Exercise instructions: Below is a block of records; repeat all of them exactly.

· · · · · · ·

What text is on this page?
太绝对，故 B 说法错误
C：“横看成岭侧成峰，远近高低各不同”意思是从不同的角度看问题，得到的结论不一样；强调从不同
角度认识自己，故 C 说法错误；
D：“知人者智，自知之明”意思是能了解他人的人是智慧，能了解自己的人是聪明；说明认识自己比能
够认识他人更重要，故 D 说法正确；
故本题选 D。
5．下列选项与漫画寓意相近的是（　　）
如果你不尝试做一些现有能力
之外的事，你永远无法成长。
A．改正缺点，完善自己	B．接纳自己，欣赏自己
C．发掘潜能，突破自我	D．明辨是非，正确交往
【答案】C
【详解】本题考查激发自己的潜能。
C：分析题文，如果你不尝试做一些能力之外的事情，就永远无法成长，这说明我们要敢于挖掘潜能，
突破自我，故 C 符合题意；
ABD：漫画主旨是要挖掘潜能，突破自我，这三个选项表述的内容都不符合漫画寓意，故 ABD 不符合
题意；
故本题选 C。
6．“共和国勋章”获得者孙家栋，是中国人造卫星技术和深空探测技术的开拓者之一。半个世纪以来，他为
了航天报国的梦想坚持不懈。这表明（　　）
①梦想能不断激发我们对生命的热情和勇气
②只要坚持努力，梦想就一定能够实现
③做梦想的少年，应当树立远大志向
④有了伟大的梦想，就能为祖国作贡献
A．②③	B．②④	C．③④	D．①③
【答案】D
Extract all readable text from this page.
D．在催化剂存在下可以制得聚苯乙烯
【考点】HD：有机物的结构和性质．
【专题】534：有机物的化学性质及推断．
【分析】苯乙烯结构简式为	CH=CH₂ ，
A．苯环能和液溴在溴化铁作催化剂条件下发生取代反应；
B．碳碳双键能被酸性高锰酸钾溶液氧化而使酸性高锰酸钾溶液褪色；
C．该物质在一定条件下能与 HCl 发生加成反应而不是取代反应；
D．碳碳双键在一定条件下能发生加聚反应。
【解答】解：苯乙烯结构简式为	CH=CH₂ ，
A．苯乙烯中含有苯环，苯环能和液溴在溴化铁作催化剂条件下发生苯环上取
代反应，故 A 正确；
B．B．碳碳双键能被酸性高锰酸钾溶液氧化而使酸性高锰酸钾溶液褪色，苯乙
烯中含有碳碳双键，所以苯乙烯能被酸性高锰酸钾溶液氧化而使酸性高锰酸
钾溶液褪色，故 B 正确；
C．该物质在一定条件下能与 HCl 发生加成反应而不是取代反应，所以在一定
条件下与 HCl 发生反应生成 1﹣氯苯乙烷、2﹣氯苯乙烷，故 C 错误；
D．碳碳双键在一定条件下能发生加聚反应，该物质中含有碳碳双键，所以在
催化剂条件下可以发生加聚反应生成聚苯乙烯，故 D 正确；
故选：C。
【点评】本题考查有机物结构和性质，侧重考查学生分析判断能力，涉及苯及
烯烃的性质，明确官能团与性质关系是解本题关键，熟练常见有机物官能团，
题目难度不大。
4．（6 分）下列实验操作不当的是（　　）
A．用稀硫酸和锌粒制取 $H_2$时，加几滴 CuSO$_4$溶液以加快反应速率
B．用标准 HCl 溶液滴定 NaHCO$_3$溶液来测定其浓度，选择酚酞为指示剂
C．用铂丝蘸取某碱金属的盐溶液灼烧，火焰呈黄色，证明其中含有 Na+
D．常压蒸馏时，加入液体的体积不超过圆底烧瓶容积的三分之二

· · · · · · ·

Finished task:
What text is on this page?
太绝对，故 B 说法错误
C：“横看成岭侧成峰，远近高低各不同”意思是从不同的角度看问题，得到的结论不一样；强调从不同
角度认识自己，故 C 说法错误；
D：“知人者智，自知之明”意思是能了解他人的人是智慧，能了解自己的人是聪明；说明认识自己比能
够认识他人更重要，故 D 说法正确；
故本题选 D。
5．下列选项与漫画寓意相近的是（　　）
如果你不尝试做一些现有能力
之外的事，你永远无法成长。
A．改正缺点，完善自己	B．接纳自己，欣赏自己
C．发掘潜能，突破自我	D．明辨是非，正确交往
【答案】C
【详解】本题考查激发自己的潜能。
C：分析题文，如果你不尝试做一些能力之外的事情，就永远无法成长，这说明我们要敢于挖掘潜能，
突破自我，故 C 符合题意；
ABD：漫画主旨是要挖掘潜能，突破自我，这三个选项表述的内容都不符合漫画寓意，故 ABD 不符合
题意；
故本题选 C。
6．“共和国勋章”获得者孙家栋，是中国人造卫星技术和深空探测技术的开拓者之一。半个世纪以来，他为
了航天报国的梦想坚持不懈。这表明（　　）
①梦想能不断激发我们对生命的热情和勇气
②只要坚持努力，梦想就一定能够实现
③做梦想的少年，应当树立远大志向
④有了伟大的梦想，就能为祖国作贡献
A．②③	B．②④	C．③④	D．①③
【答案】D
Extract all readable text from this page.
D．在催化剂存在下可以制得聚苯乙烯
【考点】HD：有机物的结构和性质．
【专题】534：有机物的化学性质及推断．
【分析】苯乙烯结构简式为	CH=CH₂ ，
A．苯环能和液溴在溴化铁作催化剂条件下发生取代反应；
B．碳碳双键能被酸性高锰酸钾溶液氧化而使酸性高锰酸钾溶液褪色；
C．该物质在一定条件下能与 HCl 发生加成反应而不是取代反应；
D．碳碳双键在一定条件下能发生加聚反应。
【解答】解：苯乙烯结构简式为	CH=CH₂ ，
A．苯乙烯中含有苯环，苯环能和液溴在溴化铁作催化剂条件下发生苯环上取
代反应，故 A 正确；
B．B．碳碳双键能被酸性高锰酸钾溶液氧化而使酸性高锰酸钾溶液褪色，苯乙
烯中含有碳碳双键，所以苯乙烯能被酸性高锰酸钾溶液氧化而使酸性高锰酸
钾溶液褪色，故 B 正确；
C．该物质在一定条件下能与 HCl 发生加成反应而不是取代反应，所以在一定
条件下与 HCl 发生反应生成 1﹣氯苯乙烷、2﹣氯苯乙烷，故 C 错误；
D．碳碳双键在一定条件下能发生加聚反应，该物质中含有碳碳双键，所以在
催化剂条件下可以发生加聚反应生成聚苯乙烯，故 D 正确；
故选：C。
【点评】本题考查有机物结构和性质，侧重考查学生分析判断能力，涉及苯及
烯烃的性质，明确官能团与性质关系是解本题关键，熟练常见有机物官能团，
题目难度不大。
4．（6 分）下列实验操作不当的是（　　）
A．用稀硫酸和锌粒制取 $H_2$时，加几滴 CuSO$_4$溶液以加快反应速率
B．用标准 HCl 溶液滴定 NaHCO$_3$溶液来测定其浓度，选择酚酞为指示剂
C．用铂丝蘸取某碱金属的盐溶液灼烧，火焰呈黄色，证明其中含有 Na+
D．常压蒸馏时，加入液体的体积不超过圆底烧瓶容积的三分之二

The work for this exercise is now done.